ENTRIES PROVIDED:
□ □ □ □ □ □ □
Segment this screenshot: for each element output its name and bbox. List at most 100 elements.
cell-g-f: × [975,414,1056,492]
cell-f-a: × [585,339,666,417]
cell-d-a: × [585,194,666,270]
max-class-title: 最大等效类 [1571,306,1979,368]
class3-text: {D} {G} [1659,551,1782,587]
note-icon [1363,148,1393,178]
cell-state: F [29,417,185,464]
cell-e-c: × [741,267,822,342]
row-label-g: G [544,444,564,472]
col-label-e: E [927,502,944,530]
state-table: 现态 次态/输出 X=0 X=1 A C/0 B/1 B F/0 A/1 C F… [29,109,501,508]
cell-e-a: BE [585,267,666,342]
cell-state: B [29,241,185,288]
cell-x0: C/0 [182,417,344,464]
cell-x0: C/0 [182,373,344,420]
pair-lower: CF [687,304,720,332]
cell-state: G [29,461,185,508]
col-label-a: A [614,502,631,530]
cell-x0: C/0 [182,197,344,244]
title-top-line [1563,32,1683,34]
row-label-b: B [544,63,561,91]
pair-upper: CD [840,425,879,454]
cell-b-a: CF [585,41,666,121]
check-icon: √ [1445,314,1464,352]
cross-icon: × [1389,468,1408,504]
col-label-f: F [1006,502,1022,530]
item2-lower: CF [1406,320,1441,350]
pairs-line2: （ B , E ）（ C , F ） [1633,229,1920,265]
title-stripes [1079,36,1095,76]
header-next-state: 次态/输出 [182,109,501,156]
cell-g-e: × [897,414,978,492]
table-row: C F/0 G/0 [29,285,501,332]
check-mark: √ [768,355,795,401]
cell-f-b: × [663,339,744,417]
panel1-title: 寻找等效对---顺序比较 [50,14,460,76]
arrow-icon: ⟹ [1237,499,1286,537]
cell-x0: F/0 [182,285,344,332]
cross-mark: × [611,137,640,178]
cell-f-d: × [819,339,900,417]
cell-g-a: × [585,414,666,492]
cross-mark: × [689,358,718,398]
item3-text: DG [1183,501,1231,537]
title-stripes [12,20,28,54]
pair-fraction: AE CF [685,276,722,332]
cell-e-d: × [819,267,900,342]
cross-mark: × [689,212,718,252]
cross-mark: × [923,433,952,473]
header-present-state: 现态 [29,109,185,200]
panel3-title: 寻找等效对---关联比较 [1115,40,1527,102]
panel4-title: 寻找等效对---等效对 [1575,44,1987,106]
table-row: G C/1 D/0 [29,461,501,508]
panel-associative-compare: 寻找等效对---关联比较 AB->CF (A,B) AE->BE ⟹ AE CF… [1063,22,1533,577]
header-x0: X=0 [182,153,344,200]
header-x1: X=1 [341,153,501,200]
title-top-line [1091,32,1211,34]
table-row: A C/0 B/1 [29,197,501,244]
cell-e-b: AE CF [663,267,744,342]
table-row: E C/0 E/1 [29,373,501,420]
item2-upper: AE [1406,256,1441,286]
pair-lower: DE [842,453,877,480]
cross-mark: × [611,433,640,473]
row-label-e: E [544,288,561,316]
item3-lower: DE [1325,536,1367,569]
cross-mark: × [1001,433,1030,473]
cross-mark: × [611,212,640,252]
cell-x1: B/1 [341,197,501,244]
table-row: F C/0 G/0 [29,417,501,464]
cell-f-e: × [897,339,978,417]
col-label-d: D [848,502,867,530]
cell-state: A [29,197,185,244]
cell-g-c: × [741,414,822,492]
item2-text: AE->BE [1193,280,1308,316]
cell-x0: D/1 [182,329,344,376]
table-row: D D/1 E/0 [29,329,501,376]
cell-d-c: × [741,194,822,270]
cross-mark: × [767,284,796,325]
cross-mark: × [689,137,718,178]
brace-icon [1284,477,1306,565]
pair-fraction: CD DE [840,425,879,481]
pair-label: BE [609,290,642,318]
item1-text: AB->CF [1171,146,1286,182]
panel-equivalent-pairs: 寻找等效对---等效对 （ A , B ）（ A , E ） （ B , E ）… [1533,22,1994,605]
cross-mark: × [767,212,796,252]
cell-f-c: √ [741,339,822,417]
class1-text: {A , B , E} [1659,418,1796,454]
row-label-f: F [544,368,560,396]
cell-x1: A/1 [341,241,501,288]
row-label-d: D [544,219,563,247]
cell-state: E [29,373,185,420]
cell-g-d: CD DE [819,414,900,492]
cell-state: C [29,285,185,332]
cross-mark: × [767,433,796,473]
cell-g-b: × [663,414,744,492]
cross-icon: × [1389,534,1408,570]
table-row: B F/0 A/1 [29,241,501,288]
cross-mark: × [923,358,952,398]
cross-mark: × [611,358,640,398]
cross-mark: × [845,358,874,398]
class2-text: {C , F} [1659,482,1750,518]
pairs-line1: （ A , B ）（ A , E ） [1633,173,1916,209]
□ □ □ □ □ □ □
TASK TO COMPLETE:
Please reproduce the entire listing above, every line unchanged and in the same order.

RESULT OF THE EXERCISE:
Segment this screenshot: for each element output its name and bbox. List at most 100 elements.
cell-g-f: × [975,414,1056,492]
cell-f-a: × [585,339,666,417]
cell-d-a: × [585,194,666,270]
max-class-title: 最大等效类 [1571,306,1979,368]
class3-text: {D} {G} [1659,551,1782,587]
note-icon [1363,148,1393,178]
cell-state: F [29,417,185,464]
cell-e-c: × [741,267,822,342]
row-label-g: G [544,444,564,472]
col-label-e: E [927,502,944,530]
state-table: 现态 次态/输出 X=0 X=1 A C/0 B/1 B F/0 A/1 C F… [29,109,501,508]
cell-e-a: BE [585,267,666,342]
cell-state: B [29,241,185,288]
cell-x0: C/0 [182,417,344,464]
cell-x0: C/0 [182,373,344,420]
pair-lower: CF [687,304,720,332]
cell-state: G [29,461,185,508]
col-label-a: A [614,502,631,530]
cell-x0: C/0 [182,197,344,244]
title-top-line [1563,32,1683,34]
row-label-b: B [544,63,561,91]
pair-upper: CD [840,425,879,454]
cell-b-a: CF [585,41,666,121]
check-icon: √ [1445,314,1464,352]
cross-icon: × [1389,468,1408,504]
col-label-f: F [1006,502,1022,530]
item2-lower: CF [1406,320,1441,350]
pairs-line2: （ B , E ）（ C , F ） [1633,229,1920,265]
title-stripes [1079,36,1095,76]
header-next-state: 次态/输出 [182,109,501,156]
cell-g-e: × [897,414,978,492]
table-row: C F/0 G/0 [29,285,501,332]
check-mark: √ [768,355,795,401]
cell-f-b: × [663,339,744,417]
panel1-title: 寻找等效对---顺序比较 [50,14,460,76]
arrow-icon: ⟹ [1237,499,1286,537]
cell-x0: F/0 [182,285,344,332]
cross-mark: × [611,137,640,178]
cell-f-d: × [819,339,900,417]
cell-g-a: × [585,414,666,492]
cross-mark: × [689,358,718,398]
item3-text: DG [1183,501,1231,537]
title-stripes [12,20,28,54]
pair-fraction: AE CF [685,276,722,332]
cell-e-d: × [819,267,900,342]
cross-mark: × [689,212,718,252]
cross-mark: × [923,433,952,473]
header-present-state: 现态 [29,109,185,200]
panel3-title: 寻找等效对---关联比较 [1115,40,1527,102]
panel4-title: 寻找等效对---等效对 [1575,44,1987,106]
table-row: G C/1 D/0 [29,461,501,508]
panel-associative-compare: 寻找等效对---关联比较 AB->CF (A,B) AE->BE ⟹ AE CF… [1063,22,1533,577]
header-x0: X=0 [182,153,344,200]
header-x1: X=1 [341,153,501,200]
title-top-line [1091,32,1211,34]
table-row: A C/0 B/1 [29,197,501,244]
cell-e-b: AE CF [663,267,744,342]
table-row: E C/0 E/1 [29,373,501,420]
item2-upper: AE [1406,256,1441,286]
pair-lower: DE [842,453,877,480]
cross-mark: × [611,433,640,473]
row-label-e: E [544,288,561,316]
item3-lower: DE [1325,536,1367,569]
cross-mark: × [1001,433,1030,473]
cross-mark: × [611,212,640,252]
cell-x1: B/1 [341,197,501,244]
table-row: F C/0 G/0 [29,417,501,464]
cell-f-e: × [897,339,978,417]
col-label-d: D [848,502,867,530]
cell-state: A [29,197,185,244]
cell-g-c: × [741,414,822,492]
item2-text: AE->BE [1193,280,1308,316]
cell-x0: D/1 [182,329,344,376]
table-row: D D/1 E/0 [29,329,501,376]
cell-d-c: × [741,194,822,270]
cross-mark: × [767,284,796,325]
cross-mark: × [689,137,718,178]
brace-icon [1284,477,1306,565]
pair-fraction: CD DE [840,425,879,481]
pair-label: BE [609,290,642,318]
item1-text: AB->CF [1171,146,1286,182]
panel-equivalent-pairs: 寻找等效对---等效对 （ A , B ）（ A , E ） （ B , E ）… [1533,22,1994,605]
cross-mark: × [767,212,796,252]
cell-f-c: √ [741,339,822,417]
class1-text: {A , B , E} [1659,418,1796,454]
row-label-f: F [544,368,560,396]
cell-x1: A/1 [341,241,501,288]
row-label-d: D [544,219,563,247]
cell-state: E [29,373,185,420]
cell-g-d: CD DE [819,414,900,492]
cell-state: C [29,285,185,332]
cross-mark: × [767,433,796,473]
cell-g-b: × [663,414,744,492]
cross-icon: × [1389,534,1408,570]
table-row: B F/0 A/1 [29,241,501,288]
cross-mark: × [923,358,952,398]
cross-mark: × [611,358,640,398]
cross-mark: × [845,358,874,398]
class2-text: {C , F} [1659,482,1750,518]
pairs-line1: （ A , B ）（ A , E ） [1633,173,1916,209]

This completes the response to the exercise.